_The data_.
· · · ·

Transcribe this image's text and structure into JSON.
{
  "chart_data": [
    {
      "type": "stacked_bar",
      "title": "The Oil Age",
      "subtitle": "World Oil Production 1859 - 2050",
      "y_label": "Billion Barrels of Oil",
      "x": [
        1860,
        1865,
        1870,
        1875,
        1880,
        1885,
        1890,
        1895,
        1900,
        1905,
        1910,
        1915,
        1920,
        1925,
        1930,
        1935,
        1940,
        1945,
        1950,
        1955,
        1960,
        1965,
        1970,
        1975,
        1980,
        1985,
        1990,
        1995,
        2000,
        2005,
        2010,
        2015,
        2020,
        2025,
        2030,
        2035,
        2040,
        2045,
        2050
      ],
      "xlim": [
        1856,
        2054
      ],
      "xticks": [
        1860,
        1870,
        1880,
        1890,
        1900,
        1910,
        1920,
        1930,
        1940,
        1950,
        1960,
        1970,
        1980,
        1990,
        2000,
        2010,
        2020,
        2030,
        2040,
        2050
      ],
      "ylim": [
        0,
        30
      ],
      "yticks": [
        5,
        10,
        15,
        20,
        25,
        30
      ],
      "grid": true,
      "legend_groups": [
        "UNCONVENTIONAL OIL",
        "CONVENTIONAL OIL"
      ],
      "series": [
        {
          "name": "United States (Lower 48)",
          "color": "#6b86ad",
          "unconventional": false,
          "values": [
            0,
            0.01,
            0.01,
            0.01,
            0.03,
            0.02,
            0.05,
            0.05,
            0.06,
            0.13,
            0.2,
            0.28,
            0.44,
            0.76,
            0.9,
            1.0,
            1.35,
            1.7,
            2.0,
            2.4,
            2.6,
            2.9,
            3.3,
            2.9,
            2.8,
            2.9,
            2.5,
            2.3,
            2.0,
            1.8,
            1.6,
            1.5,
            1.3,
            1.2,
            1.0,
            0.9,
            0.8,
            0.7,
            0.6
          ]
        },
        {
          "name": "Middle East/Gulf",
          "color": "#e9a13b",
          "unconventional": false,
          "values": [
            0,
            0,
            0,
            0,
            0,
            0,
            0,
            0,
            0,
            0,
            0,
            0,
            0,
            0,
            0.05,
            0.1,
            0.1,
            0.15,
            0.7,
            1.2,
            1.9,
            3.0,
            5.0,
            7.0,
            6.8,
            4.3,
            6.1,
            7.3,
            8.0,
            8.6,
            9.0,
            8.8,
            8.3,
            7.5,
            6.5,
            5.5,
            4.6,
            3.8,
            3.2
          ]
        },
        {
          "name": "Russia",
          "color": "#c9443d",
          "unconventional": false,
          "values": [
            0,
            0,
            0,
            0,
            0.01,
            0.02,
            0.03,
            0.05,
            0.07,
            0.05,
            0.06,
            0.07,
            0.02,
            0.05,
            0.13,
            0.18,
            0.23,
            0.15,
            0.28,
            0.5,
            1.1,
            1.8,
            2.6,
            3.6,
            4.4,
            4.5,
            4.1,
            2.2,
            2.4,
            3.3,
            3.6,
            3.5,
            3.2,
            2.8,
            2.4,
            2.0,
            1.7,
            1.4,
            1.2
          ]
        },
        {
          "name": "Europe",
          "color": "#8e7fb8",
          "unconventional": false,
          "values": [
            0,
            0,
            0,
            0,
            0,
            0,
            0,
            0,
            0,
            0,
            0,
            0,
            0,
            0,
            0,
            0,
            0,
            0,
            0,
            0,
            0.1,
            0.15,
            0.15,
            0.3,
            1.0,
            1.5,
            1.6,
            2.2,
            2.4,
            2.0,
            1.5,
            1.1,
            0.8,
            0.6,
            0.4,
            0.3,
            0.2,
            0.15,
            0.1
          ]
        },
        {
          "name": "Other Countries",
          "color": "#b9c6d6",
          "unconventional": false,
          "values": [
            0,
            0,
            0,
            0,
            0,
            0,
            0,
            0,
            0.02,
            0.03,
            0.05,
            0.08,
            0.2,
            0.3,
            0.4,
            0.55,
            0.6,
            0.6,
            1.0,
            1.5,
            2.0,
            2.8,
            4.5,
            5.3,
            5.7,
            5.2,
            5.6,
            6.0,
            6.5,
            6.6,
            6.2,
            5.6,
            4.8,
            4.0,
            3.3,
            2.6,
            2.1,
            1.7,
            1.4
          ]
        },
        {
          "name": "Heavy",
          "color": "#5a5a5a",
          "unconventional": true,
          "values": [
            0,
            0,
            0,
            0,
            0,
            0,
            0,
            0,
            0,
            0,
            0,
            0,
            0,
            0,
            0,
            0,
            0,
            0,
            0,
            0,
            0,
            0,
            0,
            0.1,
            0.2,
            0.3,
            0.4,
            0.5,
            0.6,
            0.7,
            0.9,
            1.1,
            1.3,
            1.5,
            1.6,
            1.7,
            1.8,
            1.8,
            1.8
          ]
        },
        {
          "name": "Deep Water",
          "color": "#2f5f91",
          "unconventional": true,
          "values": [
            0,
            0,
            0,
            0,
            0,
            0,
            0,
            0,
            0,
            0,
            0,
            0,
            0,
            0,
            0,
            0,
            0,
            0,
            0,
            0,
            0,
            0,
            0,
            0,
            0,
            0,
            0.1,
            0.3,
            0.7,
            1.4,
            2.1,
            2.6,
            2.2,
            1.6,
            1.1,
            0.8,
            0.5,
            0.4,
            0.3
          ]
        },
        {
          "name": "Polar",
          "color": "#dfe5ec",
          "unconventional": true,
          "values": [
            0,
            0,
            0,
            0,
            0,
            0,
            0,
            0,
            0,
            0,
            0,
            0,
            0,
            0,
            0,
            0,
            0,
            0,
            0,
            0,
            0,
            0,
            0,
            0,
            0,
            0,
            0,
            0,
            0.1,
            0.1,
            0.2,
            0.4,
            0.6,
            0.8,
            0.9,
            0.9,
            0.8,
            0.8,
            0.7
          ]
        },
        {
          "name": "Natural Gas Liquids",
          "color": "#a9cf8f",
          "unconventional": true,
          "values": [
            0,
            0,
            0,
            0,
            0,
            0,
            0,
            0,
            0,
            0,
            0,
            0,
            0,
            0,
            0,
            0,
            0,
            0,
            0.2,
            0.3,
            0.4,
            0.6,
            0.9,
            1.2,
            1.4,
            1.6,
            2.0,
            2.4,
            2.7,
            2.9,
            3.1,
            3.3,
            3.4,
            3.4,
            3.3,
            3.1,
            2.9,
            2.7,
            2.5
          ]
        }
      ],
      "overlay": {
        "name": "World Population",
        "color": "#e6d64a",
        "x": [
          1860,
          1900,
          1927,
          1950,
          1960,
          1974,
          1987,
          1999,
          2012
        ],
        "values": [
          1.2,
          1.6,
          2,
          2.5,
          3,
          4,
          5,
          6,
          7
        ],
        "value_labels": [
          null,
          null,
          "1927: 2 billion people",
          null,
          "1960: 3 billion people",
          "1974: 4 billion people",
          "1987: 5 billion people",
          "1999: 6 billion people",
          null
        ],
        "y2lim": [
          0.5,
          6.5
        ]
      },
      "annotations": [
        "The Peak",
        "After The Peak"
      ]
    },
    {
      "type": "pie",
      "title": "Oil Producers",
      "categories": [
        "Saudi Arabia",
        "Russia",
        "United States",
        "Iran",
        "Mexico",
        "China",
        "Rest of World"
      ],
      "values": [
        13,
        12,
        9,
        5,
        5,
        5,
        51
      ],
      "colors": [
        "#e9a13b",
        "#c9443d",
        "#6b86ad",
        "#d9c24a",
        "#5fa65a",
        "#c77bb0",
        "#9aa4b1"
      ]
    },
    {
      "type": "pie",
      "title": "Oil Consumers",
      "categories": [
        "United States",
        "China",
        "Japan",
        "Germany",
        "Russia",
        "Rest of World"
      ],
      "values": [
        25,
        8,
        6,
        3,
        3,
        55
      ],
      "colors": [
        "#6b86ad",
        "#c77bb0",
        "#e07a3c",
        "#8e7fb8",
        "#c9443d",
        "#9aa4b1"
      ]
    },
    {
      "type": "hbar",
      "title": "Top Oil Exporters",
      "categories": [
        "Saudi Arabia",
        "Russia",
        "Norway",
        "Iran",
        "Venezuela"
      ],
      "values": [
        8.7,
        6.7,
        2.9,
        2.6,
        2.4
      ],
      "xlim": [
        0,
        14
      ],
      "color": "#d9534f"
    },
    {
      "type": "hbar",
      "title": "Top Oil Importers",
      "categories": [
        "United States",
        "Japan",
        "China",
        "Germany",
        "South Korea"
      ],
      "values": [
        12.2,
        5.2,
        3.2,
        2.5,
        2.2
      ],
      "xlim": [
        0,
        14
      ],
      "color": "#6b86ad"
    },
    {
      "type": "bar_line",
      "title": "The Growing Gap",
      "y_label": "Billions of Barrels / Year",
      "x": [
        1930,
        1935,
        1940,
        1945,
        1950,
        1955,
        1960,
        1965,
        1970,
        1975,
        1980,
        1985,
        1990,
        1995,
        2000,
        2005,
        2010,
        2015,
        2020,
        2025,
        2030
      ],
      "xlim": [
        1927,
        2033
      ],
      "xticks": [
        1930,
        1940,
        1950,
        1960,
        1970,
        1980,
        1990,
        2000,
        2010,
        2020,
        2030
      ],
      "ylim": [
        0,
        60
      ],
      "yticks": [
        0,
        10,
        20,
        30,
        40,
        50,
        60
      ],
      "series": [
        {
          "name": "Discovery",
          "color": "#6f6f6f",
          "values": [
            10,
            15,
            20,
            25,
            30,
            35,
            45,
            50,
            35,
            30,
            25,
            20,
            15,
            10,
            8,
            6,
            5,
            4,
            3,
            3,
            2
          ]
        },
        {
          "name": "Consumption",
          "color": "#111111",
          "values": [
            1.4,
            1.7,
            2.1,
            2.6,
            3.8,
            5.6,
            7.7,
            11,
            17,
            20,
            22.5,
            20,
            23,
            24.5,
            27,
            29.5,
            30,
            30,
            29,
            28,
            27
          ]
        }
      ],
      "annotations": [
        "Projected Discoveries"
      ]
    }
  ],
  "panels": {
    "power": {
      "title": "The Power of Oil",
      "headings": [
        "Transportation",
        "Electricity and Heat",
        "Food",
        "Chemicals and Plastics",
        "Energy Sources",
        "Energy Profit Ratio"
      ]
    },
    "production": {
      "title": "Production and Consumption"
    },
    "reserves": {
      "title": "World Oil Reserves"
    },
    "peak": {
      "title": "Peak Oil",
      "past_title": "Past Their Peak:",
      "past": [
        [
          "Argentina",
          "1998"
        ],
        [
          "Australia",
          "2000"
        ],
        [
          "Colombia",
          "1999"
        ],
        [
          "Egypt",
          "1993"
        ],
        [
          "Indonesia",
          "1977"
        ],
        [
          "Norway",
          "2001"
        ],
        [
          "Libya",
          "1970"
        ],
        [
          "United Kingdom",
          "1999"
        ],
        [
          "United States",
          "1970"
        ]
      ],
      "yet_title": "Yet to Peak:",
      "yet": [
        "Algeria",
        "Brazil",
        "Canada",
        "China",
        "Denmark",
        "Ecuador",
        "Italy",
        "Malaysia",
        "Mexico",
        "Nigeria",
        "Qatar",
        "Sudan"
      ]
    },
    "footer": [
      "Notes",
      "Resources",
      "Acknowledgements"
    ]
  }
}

· · · ·

The word "Consumption" appears in how many lines of the records? Give the number only.

_Task answer_.
2